>> BEGIN Records supplied
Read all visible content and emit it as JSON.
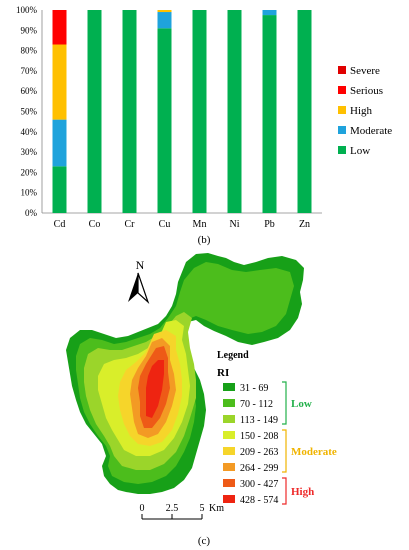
{
  "chart_data": [
    {
      "type": "bar",
      "stacked": true,
      "panel_label": "(b)",
      "title": "",
      "xlabel": "",
      "ylabel": "",
      "ylim": [
        0,
        100
      ],
      "y_ticks": [
        "0%",
        "10%",
        "20%",
        "30%",
        "40%",
        "50%",
        "60%",
        "70%",
        "80%",
        "90%",
        "100%"
      ],
      "categories": [
        "Cd",
        "Co",
        "Cr",
        "Cu",
        "Mn",
        "Ni",
        "Pb",
        "Zn"
      ],
      "series": [
        {
          "name": "Low",
          "color": "#00b050",
          "values": [
            23,
            100,
            100,
            91,
            100,
            100,
            97.5,
            100
          ]
        },
        {
          "name": "Moderate",
          "color": "#1fa3dc",
          "values": [
            23,
            0,
            0,
            8,
            0,
            0,
            2.5,
            0
          ]
        },
        {
          "name": "High",
          "color": "#ffc000",
          "values": [
            37,
            0,
            0,
            1,
            0,
            0,
            0,
            0
          ]
        },
        {
          "name": "Serious",
          "color": "#ff0000",
          "values": [
            17,
            0,
            0,
            0,
            0,
            0,
            0,
            0
          ]
        },
        {
          "name": "Severe",
          "color": "#e00000",
          "values": [
            0,
            0,
            0,
            0,
            0,
            0,
            0,
            0
          ]
        }
      ],
      "legend_order": [
        "Severe",
        "Serious",
        "High",
        "Moderate",
        "Low"
      ],
      "legend_position": "right",
      "grid": false
    },
    {
      "type": "map",
      "panel_label": "(c)",
      "north_label": "N",
      "legend_title": "Legend",
      "variable": "RI",
      "classes": [
        {
          "range": "31 - 69",
          "color": "#17a018"
        },
        {
          "range": "70 - 112",
          "color": "#4cbd1c"
        },
        {
          "range": "113 - 149",
          "color": "#9bd52a"
        },
        {
          "range": "150 - 208",
          "color": "#d9ee2a"
        },
        {
          "range": "209 - 263",
          "color": "#f6d52a"
        },
        {
          "range": "264 - 299",
          "color": "#f39a24"
        },
        {
          "range": "300 - 427",
          "color": "#ee5a17"
        },
        {
          "range": "428 - 574",
          "color": "#ee2411"
        }
      ],
      "groups": [
        {
          "label": "Low",
          "color": "#22b04a",
          "from": 0,
          "to": 2
        },
        {
          "label": "Moderate",
          "color": "#f0b400",
          "from": 3,
          "to": 5
        },
        {
          "label": "High",
          "color": "#ee2a2a",
          "from": 6,
          "to": 7
        }
      ],
      "scale_ticks": [
        "0",
        "2.5",
        "5"
      ],
      "scale_unit": "Km"
    }
  ]
}
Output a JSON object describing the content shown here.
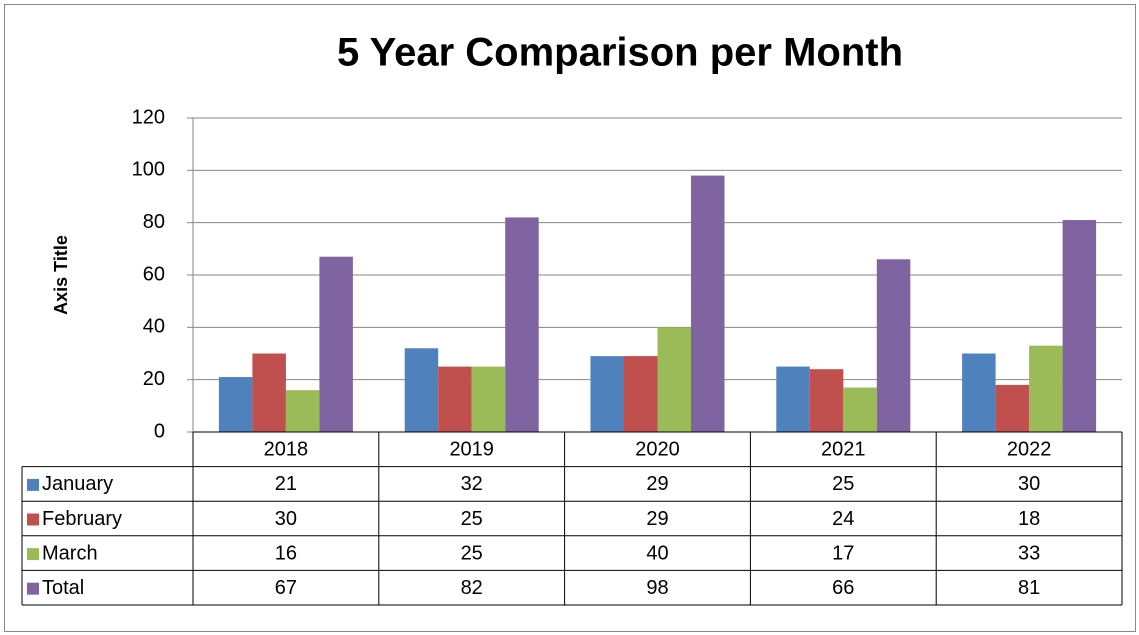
{
  "chart_data": {
    "type": "bar",
    "title": "5 Year Comparison per Month",
    "y_label": "Axis Title",
    "categories": [
      "2018",
      "2019",
      "2020",
      "2021",
      "2022"
    ],
    "series": [
      {
        "name": "January",
        "color": "#4f81bd",
        "values": [
          21,
          32,
          29,
          25,
          30
        ]
      },
      {
        "name": "February",
        "color": "#c0504d",
        "values": [
          30,
          25,
          29,
          24,
          18
        ]
      },
      {
        "name": "March",
        "color": "#9bbb59",
        "values": [
          16,
          25,
          40,
          17,
          33
        ]
      },
      {
        "name": "Total",
        "color": "#8064a2",
        "values": [
          67,
          82,
          98,
          66,
          81
        ]
      }
    ],
    "ylim": [
      0,
      120
    ],
    "yticks": [
      0,
      20,
      40,
      60,
      80,
      100,
      120
    ],
    "grid": true,
    "data_table": true
  }
}
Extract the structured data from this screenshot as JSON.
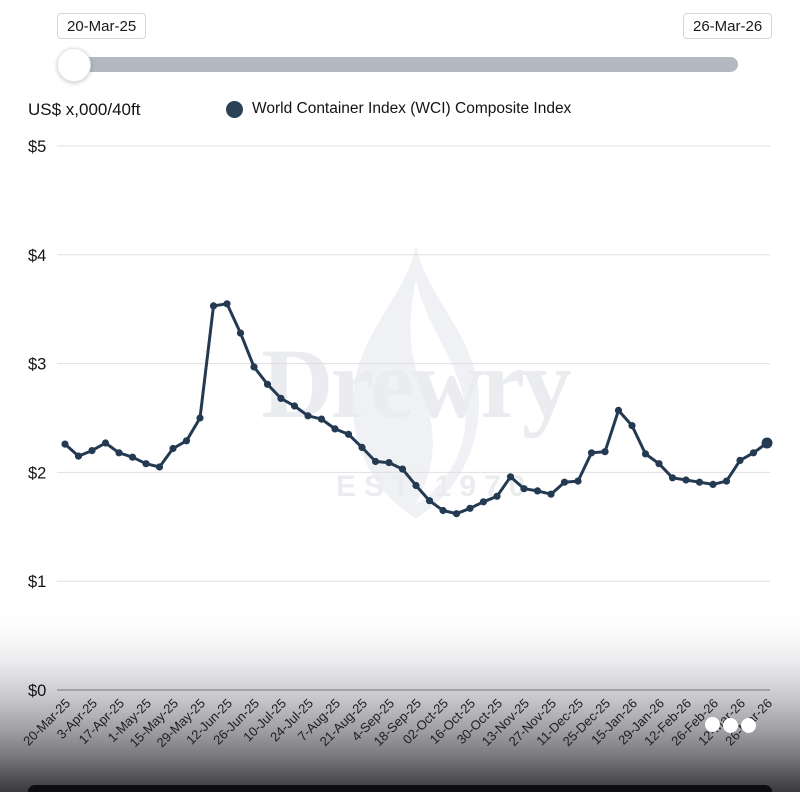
{
  "slider": {
    "start_label": "20-Mar-25",
    "end_label": "26-Mar-26"
  },
  "chart_header": {
    "units_label": "US$ x,000/40ft",
    "legend": {
      "label": "World Container Index (WCI) Composite Index",
      "marker_color": "#2a4156"
    }
  },
  "watermark": {
    "brand": "Drewry",
    "tagline": "EST 1970"
  },
  "chart_data": {
    "type": "line",
    "title": "",
    "ylabel": "US$ x,000/40ft",
    "xlabel": "",
    "ylim": [
      0,
      5
    ],
    "grid": true,
    "legend_position": "top",
    "x_tick_label_every": 2,
    "y_ticks": [
      {
        "value": 5,
        "label": "$5"
      },
      {
        "value": 4,
        "label": "$4"
      },
      {
        "value": 3,
        "label": "$3"
      },
      {
        "value": 2,
        "label": "$2"
      },
      {
        "value": 1,
        "label": "$1"
      },
      {
        "value": 0,
        "label": "$0"
      }
    ],
    "categories": [
      "20-Mar-25",
      "27-Mar-25",
      "3-Apr-25",
      "10-Apr-25",
      "17-Apr-25",
      "24-Apr-25",
      "1-May-25",
      "8-May-25",
      "15-May-25",
      "22-May-25",
      "29-May-25",
      "5-Jun-25",
      "12-Jun-25",
      "19-Jun-25",
      "26-Jun-25",
      "3-Jul-25",
      "10-Jul-25",
      "17-Jul-25",
      "24-Jul-25",
      "31-Jul-25",
      "7-Aug-25",
      "14-Aug-25",
      "21-Aug-25",
      "28-Aug-25",
      "4-Sep-25",
      "11-Sep-25",
      "18-Sep-25",
      "25-Sep-25",
      "02-Oct-25",
      "9-Oct-25",
      "16-Oct-25",
      "23-Oct-25",
      "30-Oct-25",
      "6-Nov-25",
      "13-Nov-25",
      "20-Nov-25",
      "27-Nov-25",
      "4-Dec-25",
      "11-Dec-25",
      "18-Dec-25",
      "25-Dec-25",
      "8-Jan-26",
      "15-Jan-26",
      "22-Jan-26",
      "29-Jan-26",
      "5-Feb-26",
      "12-Feb-26",
      "19-Feb-26",
      "26-Feb-26",
      "5-Mar-26",
      "12-Mar-26",
      "19-Mar-26",
      "26-Mar-26"
    ],
    "series": [
      {
        "name": "World Container Index (WCI) Composite Index",
        "color": "#243a52",
        "values": [
          2.26,
          2.15,
          2.2,
          2.27,
          2.18,
          2.14,
          2.08,
          2.05,
          2.22,
          2.29,
          2.5,
          3.53,
          3.55,
          3.28,
          2.97,
          2.81,
          2.68,
          2.61,
          2.52,
          2.49,
          2.4,
          2.35,
          2.23,
          2.1,
          2.09,
          2.03,
          1.88,
          1.74,
          1.65,
          1.62,
          1.67,
          1.73,
          1.78,
          1.96,
          1.85,
          1.83,
          1.8,
          1.91,
          1.92,
          2.18,
          2.19,
          2.57,
          2.43,
          2.17,
          2.08,
          1.95,
          1.93,
          1.91,
          1.89,
          1.92,
          2.11,
          2.18,
          2.27
        ]
      }
    ]
  }
}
>> END Records supplied
Challenge: Copy every line above word for word and exclude the pictures.

Complete response:
Read all visible content and emit it as JSON.
{
  "chart_data": [
    {
      "type": "bar",
      "stacked": true,
      "panel_label": "(b)",
      "title": "",
      "xlabel": "",
      "ylabel": "",
      "ylim": [
        0,
        100
      ],
      "y_ticks": [
        "0%",
        "10%",
        "20%",
        "30%",
        "40%",
        "50%",
        "60%",
        "70%",
        "80%",
        "90%",
        "100%"
      ],
      "categories": [
        "Cd",
        "Co",
        "Cr",
        "Cu",
        "Mn",
        "Ni",
        "Pb",
        "Zn"
      ],
      "series": [
        {
          "name": "Low",
          "color": "#00b050",
          "values": [
            23,
            100,
            100,
            91,
            100,
            100,
            97.5,
            100
          ]
        },
        {
          "name": "Moderate",
          "color": "#1fa3dc",
          "values": [
            23,
            0,
            0,
            8,
            0,
            0,
            2.5,
            0
          ]
        },
        {
          "name": "High",
          "color": "#ffc000",
          "values": [
            37,
            0,
            0,
            1,
            0,
            0,
            0,
            0
          ]
        },
        {
          "name": "Serious",
          "color": "#ff0000",
          "values": [
            17,
            0,
            0,
            0,
            0,
            0,
            0,
            0
          ]
        },
        {
          "name": "Severe",
          "color": "#e00000",
          "values": [
            0,
            0,
            0,
            0,
            0,
            0,
            0,
            0
          ]
        }
      ],
      "legend_order": [
        "Severe",
        "Serious",
        "High",
        "Moderate",
        "Low"
      ],
      "legend_position": "right",
      "grid": false
    },
    {
      "type": "map",
      "panel_label": "(c)",
      "north_label": "N",
      "legend_title": "Legend",
      "variable": "RI",
      "classes": [
        {
          "range": "31 - 69",
          "color": "#17a018"
        },
        {
          "range": "70 - 112",
          "color": "#4cbd1c"
        },
        {
          "range": "113 - 149",
          "color": "#9bd52a"
        },
        {
          "range": "150 - 208",
          "color": "#d9ee2a"
        },
        {
          "range": "209 - 263",
          "color": "#f6d52a"
        },
        {
          "range": "264 - 299",
          "color": "#f39a24"
        },
        {
          "range": "300 - 427",
          "color": "#ee5a17"
        },
        {
          "range": "428 - 574",
          "color": "#ee2411"
        }
      ],
      "groups": [
        {
          "label": "Low",
          "color": "#22b04a",
          "from": 0,
          "to": 2
        },
        {
          "label": "Moderate",
          "color": "#f0b400",
          "from": 3,
          "to": 5
        },
        {
          "label": "High",
          "color": "#ee2a2a",
          "from": 6,
          "to": 7
        }
      ],
      "scale_ticks": [
        "0",
        "2.5",
        "5"
      ],
      "scale_unit": "Km"
    }
  ]
}
Output a JSON object describing the content shown here.
{
  "chart_data": {
    "type": "bar",
    "title": "5 Year Comparison per Month",
    "y_label": "Axis Title",
    "categories": [
      "2018",
      "2019",
      "2020",
      "2021",
      "2022"
    ],
    "series": [
      {
        "name": "January",
        "color": "#4f81bd",
        "values": [
          21,
          32,
          29,
          25,
          30
        ]
      },
      {
        "name": "February",
        "color": "#c0504d",
        "values": [
          30,
          25,
          29,
          24,
          18
        ]
      },
      {
        "name": "March",
        "color": "#9bbb59",
        "values": [
          16,
          25,
          40,
          17,
          33
        ]
      },
      {
        "name": "Total",
        "color": "#8064a2",
        "values": [
          67,
          82,
          98,
          66,
          81
        ]
      }
    ],
    "ylim": [
      0,
      120
    ],
    "yticks": [
      0,
      20,
      40,
      60,
      80,
      100,
      120
    ],
    "grid": true,
    "data_table": true
  }
}
Extract the structured data from this screenshot as JSON.
{
  "slider": {
    "start_label": "20-Mar-25",
    "end_label": "26-Mar-26"
  },
  "chart_header": {
    "units_label": "US$ x,000/40ft",
    "legend": {
      "label": "World Container Index (WCI) Composite Index",
      "marker_color": "#2a4156"
    }
  },
  "watermark": {
    "brand": "Drewry",
    "tagline": "EST 1970"
  },
  "chart_data": {
    "type": "line",
    "title": "",
    "ylabel": "US$ x,000/40ft",
    "xlabel": "",
    "ylim": [
      0,
      5
    ],
    "grid": true,
    "legend_position": "top",
    "x_tick_label_every": 2,
    "y_ticks": [
      {
        "value": 5,
        "label": "$5"
      },
      {
        "value": 4,
        "label": "$4"
      },
      {
        "value": 3,
        "label": "$3"
      },
      {
        "value": 2,
        "label": "$2"
      },
      {
        "value": 1,
        "label": "$1"
      },
      {
        "value": 0,
        "label": "$0"
      }
    ],
    "categories": [
      "20-Mar-25",
      "27-Mar-25",
      "3-Apr-25",
      "10-Apr-25",
      "17-Apr-25",
      "24-Apr-25",
      "1-May-25",
      "8-May-25",
      "15-May-25",
      "22-May-25",
      "29-May-25",
      "5-Jun-25",
      "12-Jun-25",
      "19-Jun-25",
      "26-Jun-25",
      "3-Jul-25",
      "10-Jul-25",
      "17-Jul-25",
      "24-Jul-25",
      "31-Jul-25",
      "7-Aug-25",
      "14-Aug-25",
      "21-Aug-25",
      "28-Aug-25",
      "4-Sep-25",
      "11-Sep-25",
      "18-Sep-25",
      "25-Sep-25",
      "02-Oct-25",
      "9-Oct-25",
      "16-Oct-25",
      "23-Oct-25",
      "30-Oct-25",
      "6-Nov-25",
      "13-Nov-25",
      "20-Nov-25",
      "27-Nov-25",
      "4-Dec-25",
      "11-Dec-25",
      "18-Dec-25",
      "25-Dec-25",
      "8-Jan-26",
      "15-Jan-26",
      "22-Jan-26",
      "29-Jan-26",
      "5-Feb-26",
      "12-Feb-26",
      "19-Feb-26",
      "26-Feb-26",
      "5-Mar-26",
      "12-Mar-26",
      "19-Mar-26",
      "26-Mar-26"
    ],
    "series": [
      {
        "name": "World Container Index (WCI) Composite Index",
        "color": "#243a52",
        "values": [
          2.26,
          2.15,
          2.2,
          2.27,
          2.18,
          2.14,
          2.08,
          2.05,
          2.22,
          2.29,
          2.5,
          3.53,
          3.55,
          3.28,
          2.97,
          2.81,
          2.68,
          2.61,
          2.52,
          2.49,
          2.4,
          2.35,
          2.23,
          2.1,
          2.09,
          2.03,
          1.88,
          1.74,
          1.65,
          1.62,
          1.67,
          1.73,
          1.78,
          1.96,
          1.85,
          1.83,
          1.8,
          1.91,
          1.92,
          2.18,
          2.19,
          2.57,
          2.43,
          2.17,
          2.08,
          1.95,
          1.93,
          1.91,
          1.89,
          1.92,
          2.11,
          2.18,
          2.27
        ]
      }
    ]
  }
}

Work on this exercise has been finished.